[PROVIDED TEXT]
-- Opening Marker --
FDA Adverse Event Malfunction Summary report: N

LIGAMAX CLIP APPLIER

MDR report key: 4850329 · Received June 17, 2015

Report

Report Number
3005075853-2015-03646
Event Type
Malfunction
Date Received
June 17, 2015
Date of Event
May 28, 2015
Report Date
May 27, 2015
Manufacturer
ETHICON ENDO-SURGERY, LLC.
Product Code
FZP
PMA / PMN Number
K050344
Removal / Correction Number
NA
Product Problem
Yes
Report Source
Manufacturer report
Reporter Location
KS
Reporter Occupation
OTHER

Narratives

Additional Manufacturer Narrative · 1

(B)(4). ATTEMPTS HAVE BEEN MADE TO RETRIEVE THE DEVICE. TO DATE THE DEVICE HAS NOT BEEN RETURNED. IF THE DEVICE OR FURTHER DETAILS ARE RECEIVED AT A LATER DATE A SUPPLEMENTAL MEDWATCH WILL BE SENT. AT THE TIME OF THIS SUBMISSION, THE DEVICE HAS NOT BEEN RETURNED FOR ANALYSIS. THE FOLLOWING INFORMATION WAS REQUESTED, BUT UNAVAILABLE: DID CLIPS FIRE OUT SIDEWAYS? WERE CLIPS FALLING FROM DEVICE OR EJECTED? DID CLIPS FIRE UNFORMED? WERE CLIPS MALFORMED? WERE CLIPS SCISSORED? HOW WAS CASE COMPLETED?
-- Closing Marker --
Resume the clip applier malfunction report from the point where it stops. The listing that follows is not needed for this.

[EXTRACTED DATA]
-- Opening Marker --
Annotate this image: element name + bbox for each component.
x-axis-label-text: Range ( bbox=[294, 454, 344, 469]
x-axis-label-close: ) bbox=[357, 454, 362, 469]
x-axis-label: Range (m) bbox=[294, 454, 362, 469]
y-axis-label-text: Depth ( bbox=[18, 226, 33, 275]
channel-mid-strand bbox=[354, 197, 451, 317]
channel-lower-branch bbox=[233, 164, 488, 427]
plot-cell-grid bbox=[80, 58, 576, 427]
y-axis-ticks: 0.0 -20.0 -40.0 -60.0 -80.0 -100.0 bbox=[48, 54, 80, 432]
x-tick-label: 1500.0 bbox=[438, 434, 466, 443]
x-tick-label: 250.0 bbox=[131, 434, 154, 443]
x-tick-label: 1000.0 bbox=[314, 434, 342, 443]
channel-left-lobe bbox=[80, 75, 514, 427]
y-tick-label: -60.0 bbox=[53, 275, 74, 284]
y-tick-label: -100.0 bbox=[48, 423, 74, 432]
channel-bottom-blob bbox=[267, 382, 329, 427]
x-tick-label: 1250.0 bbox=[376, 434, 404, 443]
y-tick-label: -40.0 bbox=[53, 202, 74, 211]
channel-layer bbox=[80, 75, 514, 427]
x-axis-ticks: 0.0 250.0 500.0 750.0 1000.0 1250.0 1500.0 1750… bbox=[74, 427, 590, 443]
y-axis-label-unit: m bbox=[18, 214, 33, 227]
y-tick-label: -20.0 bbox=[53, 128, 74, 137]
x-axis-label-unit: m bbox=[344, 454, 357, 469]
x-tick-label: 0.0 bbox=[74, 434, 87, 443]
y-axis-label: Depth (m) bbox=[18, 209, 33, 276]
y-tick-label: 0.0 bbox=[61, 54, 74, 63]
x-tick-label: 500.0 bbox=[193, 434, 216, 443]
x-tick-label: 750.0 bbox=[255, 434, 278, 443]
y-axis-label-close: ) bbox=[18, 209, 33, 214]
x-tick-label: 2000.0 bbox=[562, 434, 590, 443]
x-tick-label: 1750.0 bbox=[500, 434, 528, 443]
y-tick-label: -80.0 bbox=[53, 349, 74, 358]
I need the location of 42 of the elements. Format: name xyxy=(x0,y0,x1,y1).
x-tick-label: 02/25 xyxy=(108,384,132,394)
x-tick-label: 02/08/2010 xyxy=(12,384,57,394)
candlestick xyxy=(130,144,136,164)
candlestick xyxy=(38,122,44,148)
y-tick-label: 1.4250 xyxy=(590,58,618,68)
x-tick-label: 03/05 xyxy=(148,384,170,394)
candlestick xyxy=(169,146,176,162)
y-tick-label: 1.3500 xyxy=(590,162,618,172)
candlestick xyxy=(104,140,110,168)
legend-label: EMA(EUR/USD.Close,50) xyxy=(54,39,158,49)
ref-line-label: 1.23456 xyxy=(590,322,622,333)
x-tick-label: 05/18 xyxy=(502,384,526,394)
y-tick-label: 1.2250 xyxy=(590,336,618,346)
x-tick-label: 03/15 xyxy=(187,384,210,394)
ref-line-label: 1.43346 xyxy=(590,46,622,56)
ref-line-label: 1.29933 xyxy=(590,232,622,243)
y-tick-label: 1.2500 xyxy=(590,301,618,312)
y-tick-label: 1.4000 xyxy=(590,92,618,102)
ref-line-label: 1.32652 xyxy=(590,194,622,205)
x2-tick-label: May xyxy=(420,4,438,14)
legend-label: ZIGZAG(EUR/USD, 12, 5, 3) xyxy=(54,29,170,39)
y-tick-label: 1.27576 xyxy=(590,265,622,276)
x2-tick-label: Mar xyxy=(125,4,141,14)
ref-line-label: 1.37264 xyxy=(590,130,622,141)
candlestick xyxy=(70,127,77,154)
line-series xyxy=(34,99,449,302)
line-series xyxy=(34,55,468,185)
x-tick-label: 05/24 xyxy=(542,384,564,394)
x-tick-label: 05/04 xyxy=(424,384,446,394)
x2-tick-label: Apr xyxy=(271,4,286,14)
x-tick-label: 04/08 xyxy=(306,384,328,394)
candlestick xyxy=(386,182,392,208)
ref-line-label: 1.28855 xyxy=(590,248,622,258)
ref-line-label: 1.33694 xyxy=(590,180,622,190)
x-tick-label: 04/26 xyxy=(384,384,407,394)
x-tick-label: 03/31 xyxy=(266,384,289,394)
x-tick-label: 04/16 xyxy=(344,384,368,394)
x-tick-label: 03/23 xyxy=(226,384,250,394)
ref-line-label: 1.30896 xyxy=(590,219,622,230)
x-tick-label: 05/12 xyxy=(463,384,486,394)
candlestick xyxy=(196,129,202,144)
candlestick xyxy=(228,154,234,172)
-- Closing Marker --
[OUTPUT FOR THIS TASK]
Additional Manufacturer Narrative · 1

(B)(4). THE ANALYSIS RESULTS FOUND THAT THE EL5ML DEVICE WAS RECEIVED IN GOOD VISUAL CONDITION. IN AN ATTEMPT TO REPLICATE THE REPORTED EVENT, THE DEVICE WAS TESTED FOR FUNCTIONALITY. UPON ACTUATION OF THE DEVICE, THE ADVANCER WAS NOTED TO BE BENT; ON THE SUBSEQUENT ACTUATION THE ADVANCER TIP BROKE, LEADING TO THE MALFORMATION OF THE REMAINING TEN CLIPS. FINALLY, THE INSTRUMENT LOCKED OUT AS INTENDED, HOWEVER THE ORANGE INDICATOR WHEEL DID NOT SHOW UP. A POSSIBLE CAUSE FOR THE CONDITION OF BENT ADVANCER IS ACTUATING THE DEVICE WHEN THE JAWS ARE NOT CLEAR OF THE TROCAR. ACTUATING THE DEVICE WITH THE JAWS CLOSED MAY BEND THE ADVANCER. PLEASE NOTE THAT PRIOR TO LOADING A CLIP IN THE JAWS, ENSURE THAT THE DEMARCATION BETWEEN THE JAWS AND THE DEVICE SHAFT IS PAST THE END OF THE TROCAR CANNULA. ADDITIONALLY, EXCESSIVELY APPLYING A SIDE LOAD TO THE JAWS, CAUSING THEM TO PARTIALLY COLLAPSE COULD RESULT IN A CLIP MALFORMATION. THE DEVICE JAWS SHOULD BE FULLY OPEN AND PARALLEL UPON INITIATING THE FIRING OF THE DEVICE. NO CONCLUSION COULD BE REACHED AS TO WHAT MAY HAVE CAUSED THE ORANGE INDICATOR WHEEL MALFUNCTION.

Description of Event or Problem · 1

IT WAS REPORTED THAT PRIOR TO A LAPAROSCOPIC CHOLECYSTECTOMY PROCEDURE, THE CLIPS ARE NOT FIRED PROPERLY. IT IS UNKNOWN HOW THE PROCEDURE WAS COMPLETED. THERE WERE NO ADVERSE CONSEQUENCES FOR THE PATIENT REPORTED.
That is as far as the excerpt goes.